**THE TASK:**
Quote every line of the data below as it stands, omitting pictures.

* BEGIN MATERIAL PROVIDED *

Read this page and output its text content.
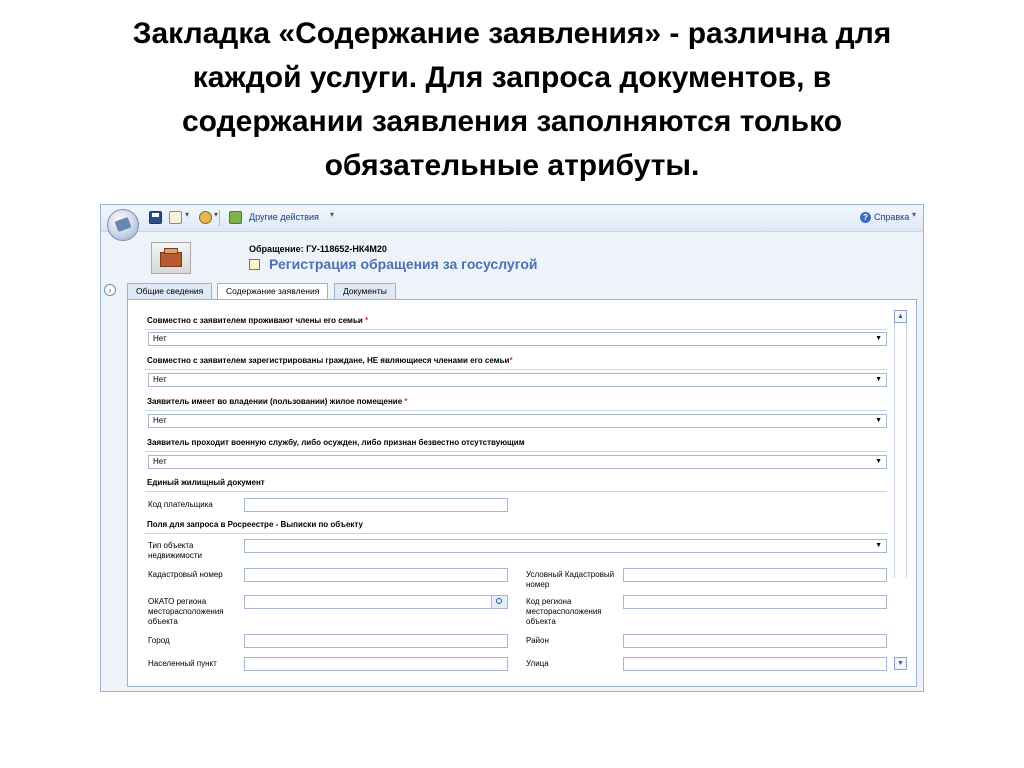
Закладка «Содержание заявления» - различна для
каждой услуги. Для запроса документов, в
содержании заявления заполняются только
обязательные атрибуты.
▾	▾	Другие действия ▾	? Справка ▾
Обращение: ГУ-118652-НК4М20
Регистрация обращения за госуслугой
›	Общие сведения	Содержание заявления	Документы
Совместно с заявителем проживают члены его семьи *
Нет	▼
Совместно с заявителем зарегистрированы граждане, НЕ являющиеся членами его семьи*
Нет	▼
Заявитель имеет во владении (пользовании) жилое помещение *
Нет	▼
Заявитель проходит военную службу, либо осужден, либо признан безвестно отсутствующим
Нет	▼
Единый жилищный документ
Код плательщика
Поля для запроса в Росреестре - Выписки по объекту
Тип объекта недвижимости
▼
Кадастровый номер	Условный Кадастровый номер
ОКАТО региона месторасположения объекта
Код региона месторасположения объекта
Город	Район
Населенный пункт	Улица
▲
▼
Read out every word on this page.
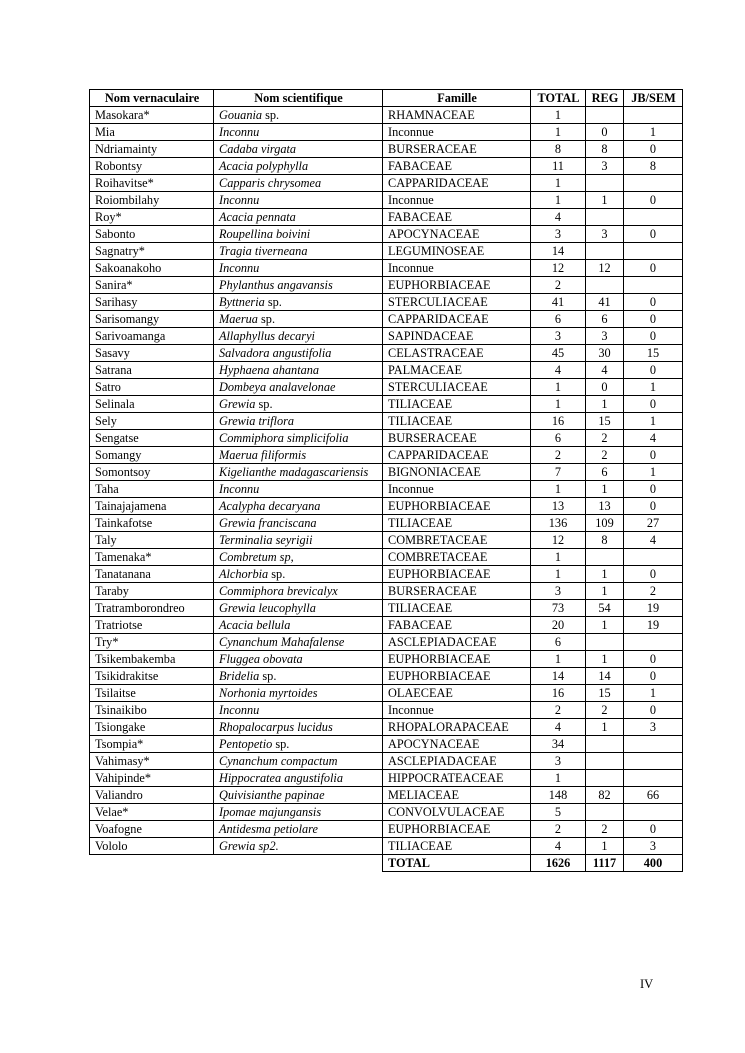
Nom vernaculaire	Nom scientifique	Famille	TOTAL	REG	JB/SEM
Masokara*	Gouania sp.	RHAMNACEAE	1		
Mia	Inconnu	Inconnue	1	0	1
Ndriamainty	Cadaba virgata	BURSERACEAE	8	8	0
Robontsy	Acacia polyphylla	FABACEAE	11	3	8
Roihavitse*	Capparis chrysomea	CAPPARIDACEAE	1		
Roiombilahy	Inconnu	Inconnue	1	1	0
Roy*	Acacia pennata	FABACEAE	4		
Sabonto	Roupellina boivini	APOCYNACEAE	3	3	0
Sagnatry*	Tragia tiverneana	LEGUMINOSEAE	14		
Sakoanakoho	Inconnu	Inconnue	12	12	0
Sanira*	Phylanthus angavansis	EUPHORBIACEAE	2		
Sarihasy	Byttneria sp.	STERCULIACEAE	41	41	0
Sarisomangy	Maerua sp.	CAPPARIDACEAE	6	6	0
Sarivoamanga	Allaphyllus decaryi	SAPINDACEAE	3	3	0
Sasavy	Salvadora angustifolia	CELASTRACEAE	45	30	15
Satrana	Hyphaena ahantana	PALMACEAE	4	4	0
Satro	Dombeya analavelonae	STERCULIACEAE	1	0	1
Selinala	Grewia sp.	TILIACEAE	1	1	0
Sely	Grewia triflora	TILIACEAE	16	15	1
Sengatse	Commiphora simplicifolia	BURSERACEAE	6	2	4
Somangy	Maerua filiformis	CAPPARIDACEAE	2	2	0
Somontsoy	Kigelianthe madagascariensis	BIGNONIACEAE	7	6	1
Taha	Inconnu	Inconnue	1	1	0
Tainajajamena	Acalypha decaryana	EUPHORBIACEAE	13	13	0
Tainkafotse	Grewia franciscana	TILIACEAE	136	109	27
Taly	Terminalia seyrigii	COMBRETACEAE	12	8	4
Tamenaka*	Combretum sp,	COMBRETACEAE	1		
Tanatanana	Alchorbia sp.	EUPHORBIACEAE	1	1	0
Taraby	Commiphora brevicalyx	BURSERACEAE	3	1	2
Tratramborondreo	Grewia leucophylla	TILIACEAE	73	54	19
Tratriotse	Acacia bellula	FABACEAE	20	1	19
Try*	Cynanchum Mahafalense	ASCLEPIADACEAE	6		
Tsikembakemba	Fluggea obovata	EUPHORBIACEAE	1	1	0
Tsikidrakitse	Bridelia sp.	EUPHORBIACEAE	14	14	0
Tsilaitse	Norhonia myrtoides	OLAECEAE	16	15	1
Tsinaikibo	Inconnu	Inconnue	2	2	0
Tsiongake	Rhopalocarpus lucidus	RHOPALORAPACEAE	4	1	3
Tsompia*	Pentopetio sp.	APOCYNACEAE	34		
Vahimasy*	Cynanchum compactum	ASCLEPIADACEAE	3		
Vahipinde*	Hippocratea angustifolia	HIPPOCRATEACEAE	1		
Valiandro	Quivisianthe papinae	MELIACEAE	148	82	66
Velae*	Ipomae majungansis	CONVOLVULACEAE	5		
Voafogne	Antidesma petiolare	EUPHORBIACEAE	2	2	0
Vololo	Grewia sp2.	TILIACEAE	4	1	3
		TOTAL	1626	1117	400
IV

* END MATERIAL PROVIDED *

**TASK OUTPUT:**
Read this page and output its text content.
Закладка «Содержание заявления» - различна для
каждой услуги. Для запроса документов, в
содержании заявления заполняются только
обязательные атрибуты.
▾	▾	Другие действия ▾	? Справка ▾
Обращение: ГУ-118652-НК4М20
Регистрация обращения за госуслугой
›	Общие сведения	Содержание заявления	Документы
Совместно с заявителем проживают члены его семьи *
Нет	▼
Совместно с заявителем зарегистрированы граждане, НЕ являющиеся членами его семьи*
Нет	▼
Заявитель имеет во владении (пользовании) жилое помещение *
Нет	▼
Заявитель проходит военную службу, либо осужден, либо признан безвестно отсутствующим
Нет	▼
Единый жилищный документ
Код плательщика
Поля для запроса в Росреестре - Выписки по объекту
Тип объекта недвижимости
▼
Кадастровый номер	Условный Кадастровый номер
ОКАТО региона месторасположения объекта
Код региона месторасположения объекта
Город	Район
Населенный пункт	Улица
▲
▼
Read out every word on this page.
Nom vernaculaire	Nom scientifique	Famille	TOTAL	REG	JB/SEM
Masokara*	Gouania sp.	RHAMNACEAE	1		
Mia	Inconnu	Inconnue	1	0	1
Ndriamainty	Cadaba virgata	BURSERACEAE	8	8	0
Robontsy	Acacia polyphylla	FABACEAE	11	3	8
Roihavitse*	Capparis chrysomea	CAPPARIDACEAE	1		
Roiombilahy	Inconnu	Inconnue	1	1	0
Roy*	Acacia pennata	FABACEAE	4		
Sabonto	Roupellina boivini	APOCYNACEAE	3	3	0
Sagnatry*	Tragia tiverneana	LEGUMINOSEAE	14		
Sakoanakoho	Inconnu	Inconnue	12	12	0
Sanira*	Phylanthus angavansis	EUPHORBIACEAE	2		
Sarihasy	Byttneria sp.	STERCULIACEAE	41	41	0
Sarisomangy	Maerua sp.	CAPPARIDACEAE	6	6	0
Sarivoamanga	Allaphyllus decaryi	SAPINDACEAE	3	3	0
Sasavy	Salvadora angustifolia	CELASTRACEAE	45	30	15
Satrana	Hyphaena ahantana	PALMACEAE	4	4	0
Satro	Dombeya analavelonae	STERCULIACEAE	1	0	1
Selinala	Grewia sp.	TILIACEAE	1	1	0
Sely	Grewia triflora	TILIACEAE	16	15	1
Sengatse	Commiphora simplicifolia	BURSERACEAE	6	2	4
Somangy	Maerua filiformis	CAPPARIDACEAE	2	2	0
Somontsoy	Kigelianthe madagascariensis	BIGNONIACEAE	7	6	1
Taha	Inconnu	Inconnue	1	1	0
Tainajajamena	Acalypha decaryana	EUPHORBIACEAE	13	13	0
Tainkafotse	Grewia franciscana	TILIACEAE	136	109	27
Taly	Terminalia seyrigii	COMBRETACEAE	12	8	4
Tamenaka*	Combretum sp,	COMBRETACEAE	1		
Tanatanana	Alchorbia sp.	EUPHORBIACEAE	1	1	0
Taraby	Commiphora brevicalyx	BURSERACEAE	3	1	2
Tratramborondreo	Grewia leucophylla	TILIACEAE	73	54	19
Tratriotse	Acacia bellula	FABACEAE	20	1	19
Try*	Cynanchum Mahafalense	ASCLEPIADACEAE	6		
Tsikembakemba	Fluggea obovata	EUPHORBIACEAE	1	1	0
Tsikidrakitse	Bridelia sp.	EUPHORBIACEAE	14	14	0
Tsilaitse	Norhonia myrtoides	OLAECEAE	16	15	1
Tsinaikibo	Inconnu	Inconnue	2	2	0
Tsiongake	Rhopalocarpus lucidus	RHOPALORAPACEAE	4	1	3
Tsompia*	Pentopetio sp.	APOCYNACEAE	34		
Vahimasy*	Cynanchum compactum	ASCLEPIADACEAE	3		
Vahipinde*	Hippocratea angustifolia	HIPPOCRATEACEAE	1		
Valiandro	Quivisianthe papinae	MELIACEAE	148	82	66
Velae*	Ipomae majungansis	CONVOLVULACEAE	5		
Voafogne	Antidesma petiolare	EUPHORBIACEAE	2	2	0
Vololo	Grewia sp2.	TILIACEAE	4	1	3
		TOTAL	1626	1117	400
IV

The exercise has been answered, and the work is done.